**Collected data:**
_ _ _ _ _ _ _
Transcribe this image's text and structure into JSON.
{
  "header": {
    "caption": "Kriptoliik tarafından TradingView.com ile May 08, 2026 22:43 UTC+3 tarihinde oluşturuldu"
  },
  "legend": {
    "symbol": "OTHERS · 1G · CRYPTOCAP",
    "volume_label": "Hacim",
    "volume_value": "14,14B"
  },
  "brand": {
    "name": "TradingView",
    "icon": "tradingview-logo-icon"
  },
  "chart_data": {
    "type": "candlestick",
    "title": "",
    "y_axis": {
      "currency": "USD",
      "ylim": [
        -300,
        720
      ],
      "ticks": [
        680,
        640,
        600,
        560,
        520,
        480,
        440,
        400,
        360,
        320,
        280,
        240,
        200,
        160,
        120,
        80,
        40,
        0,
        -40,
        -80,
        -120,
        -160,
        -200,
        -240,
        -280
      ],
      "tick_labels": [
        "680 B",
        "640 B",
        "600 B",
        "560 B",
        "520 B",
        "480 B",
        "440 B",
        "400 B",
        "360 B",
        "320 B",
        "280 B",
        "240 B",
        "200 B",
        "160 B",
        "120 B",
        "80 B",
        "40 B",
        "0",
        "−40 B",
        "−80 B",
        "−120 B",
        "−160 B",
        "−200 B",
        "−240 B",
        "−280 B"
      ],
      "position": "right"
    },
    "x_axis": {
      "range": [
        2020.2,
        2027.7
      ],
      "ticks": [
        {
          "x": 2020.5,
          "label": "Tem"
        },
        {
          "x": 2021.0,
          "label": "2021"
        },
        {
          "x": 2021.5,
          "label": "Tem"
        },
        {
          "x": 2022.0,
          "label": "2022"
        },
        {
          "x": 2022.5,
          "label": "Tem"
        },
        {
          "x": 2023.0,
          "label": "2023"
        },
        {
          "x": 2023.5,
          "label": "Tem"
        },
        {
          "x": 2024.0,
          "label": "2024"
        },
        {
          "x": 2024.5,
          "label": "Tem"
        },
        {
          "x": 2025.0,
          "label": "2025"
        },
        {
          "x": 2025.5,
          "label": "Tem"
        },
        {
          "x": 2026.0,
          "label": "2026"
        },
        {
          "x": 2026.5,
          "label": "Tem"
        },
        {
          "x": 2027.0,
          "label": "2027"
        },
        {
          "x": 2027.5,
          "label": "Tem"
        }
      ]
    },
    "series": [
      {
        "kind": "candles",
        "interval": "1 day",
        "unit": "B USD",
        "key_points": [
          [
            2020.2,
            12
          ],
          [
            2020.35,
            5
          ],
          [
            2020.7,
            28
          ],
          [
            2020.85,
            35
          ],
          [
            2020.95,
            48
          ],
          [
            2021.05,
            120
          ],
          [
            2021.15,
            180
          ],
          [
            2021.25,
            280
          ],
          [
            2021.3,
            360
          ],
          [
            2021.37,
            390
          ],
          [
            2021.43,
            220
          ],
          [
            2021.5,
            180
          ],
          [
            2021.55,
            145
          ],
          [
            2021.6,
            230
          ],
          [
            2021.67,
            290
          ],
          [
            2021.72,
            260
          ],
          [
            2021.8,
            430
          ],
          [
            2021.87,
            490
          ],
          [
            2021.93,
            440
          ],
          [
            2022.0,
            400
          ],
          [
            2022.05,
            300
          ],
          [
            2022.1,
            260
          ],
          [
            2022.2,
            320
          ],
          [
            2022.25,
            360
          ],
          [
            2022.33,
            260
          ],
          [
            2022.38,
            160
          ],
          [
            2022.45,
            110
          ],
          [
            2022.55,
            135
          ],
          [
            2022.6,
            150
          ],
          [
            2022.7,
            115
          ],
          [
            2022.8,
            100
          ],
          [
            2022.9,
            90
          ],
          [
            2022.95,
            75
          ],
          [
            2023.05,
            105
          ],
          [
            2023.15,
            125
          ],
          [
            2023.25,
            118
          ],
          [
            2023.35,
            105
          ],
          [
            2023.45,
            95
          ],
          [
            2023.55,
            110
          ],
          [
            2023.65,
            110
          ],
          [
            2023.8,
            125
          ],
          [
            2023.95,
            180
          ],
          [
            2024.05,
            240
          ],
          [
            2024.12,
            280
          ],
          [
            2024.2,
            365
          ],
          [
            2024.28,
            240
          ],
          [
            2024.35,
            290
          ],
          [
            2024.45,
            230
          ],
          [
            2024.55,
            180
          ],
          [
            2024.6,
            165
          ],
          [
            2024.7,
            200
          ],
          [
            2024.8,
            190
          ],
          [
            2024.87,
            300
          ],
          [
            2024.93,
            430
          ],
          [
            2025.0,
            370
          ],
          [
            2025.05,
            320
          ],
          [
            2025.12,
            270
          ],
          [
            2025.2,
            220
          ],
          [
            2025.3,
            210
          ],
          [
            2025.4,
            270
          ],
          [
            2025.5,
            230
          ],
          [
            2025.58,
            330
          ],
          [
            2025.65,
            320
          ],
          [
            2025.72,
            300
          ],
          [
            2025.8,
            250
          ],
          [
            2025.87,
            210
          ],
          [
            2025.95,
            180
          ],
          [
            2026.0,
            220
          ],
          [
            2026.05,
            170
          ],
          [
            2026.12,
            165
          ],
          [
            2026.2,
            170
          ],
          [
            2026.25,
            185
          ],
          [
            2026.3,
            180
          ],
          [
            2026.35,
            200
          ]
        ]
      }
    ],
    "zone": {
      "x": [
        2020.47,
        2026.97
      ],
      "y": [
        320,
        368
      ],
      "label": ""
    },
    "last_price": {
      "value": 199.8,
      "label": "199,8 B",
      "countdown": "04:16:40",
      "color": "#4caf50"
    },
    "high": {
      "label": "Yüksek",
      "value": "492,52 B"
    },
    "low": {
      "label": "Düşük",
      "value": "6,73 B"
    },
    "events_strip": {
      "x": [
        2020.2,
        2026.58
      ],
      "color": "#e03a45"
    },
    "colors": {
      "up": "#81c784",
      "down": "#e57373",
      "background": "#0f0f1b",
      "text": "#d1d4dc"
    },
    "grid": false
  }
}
_ _ _ _ _ _ _
**EXERCISE TASK:** Work out how many lines in the records above contain the word "text", and give only that number.

**IN RESPONSE:** 2